● **JOB 1**:
From the strip-mapping post, list every single-letter variable used in its mathematics, not counting the imaginary unit i.
● **JOB 2**:
Extend the strip-mapping post, picking up after its final sentence.

● **GIVEN PASSAGE**:
* * * * *
I need to find the image of the strip $0<x<1$ if $w = \frac{z-1}{z-2}$.
To approach this problem, I followed the advice of David Quinn on this post, and solved $w = \frac{z-1}{z-2}$ for $z$. So, $z=\frac{1-2w}{1-w}$.
Then, since $w = u+iv$, I substituted $u+iv$ in for $w$ above, and multiplied top and bottom by the complex conjugate of the bottom to obtain $\frac{1-3u+2u^{2}+2v^{2}}{(1-u)^{2}+v^{2}} - i \frac{v}{(1-u)^{2}+v^{2}}$.
Now, $x = Re\,z =\frac{1-3u+2u^{2}+2v^{2}}{(1-u)^{2}+v^{2}} $, so what we need is $ 0 < \frac{1-3u+2u^{2}+2v^{2}}{(1-u)^{2}+v^{2}} < 1$.
* * * * *
● **INFORMATION SHOWN**:
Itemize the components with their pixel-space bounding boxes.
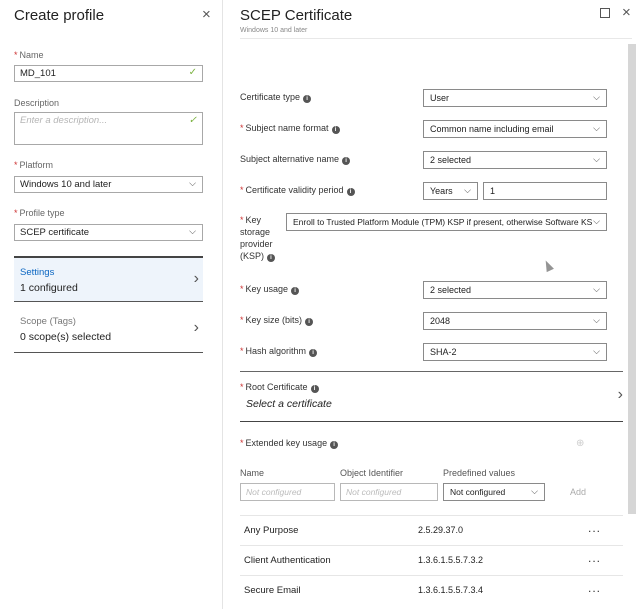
* * * * *
● **WRITTEN RESPONSE 1**:
x, z, w, u, v

● **WRITTEN RESPONSE 2**:
For $0 < \frac{1-3u+2u^{2}+2v^{2}}{(1-u)^{2}+v^{2}}$, we really only need $0 < 1-3u+2u^{2}+2v^{2}$. So, by completing the square, I get that the area that should make that quantity $> 0$ is the exterior of a circle centered at $(3/4,0)$ with radius $1/4$, or $1 < \displaystyle \frac{(u-3/4)^{2}}{(1/4)^{2}} + \frac{v^{2}}{(1/4)^{2}}$.
For $1 > \displaystyle \frac{1-3u+2u^{2}+2v^{2}}{(1-u)^{2}+v^{2}}$, by completing the square again, I get that the area that should make that quantity $< 1$ is the interior of a circle centered at $\left(\frac{1}{2},0 \right)$ with radius $\frac{1}{2}$.
And also, we need to be sure to omit the point $(1,0)$ because that makes the denominator in $\displaystyle \frac{1-3u+2u^{2}+2v^{2}}{(1-u)^{2}+v^{2}}$ zero.
I know I went wrong somewhere, because these two areas together don't make any sense. It's almost like the $0>$ part was redundant. So, I'm assuming I made a mistake.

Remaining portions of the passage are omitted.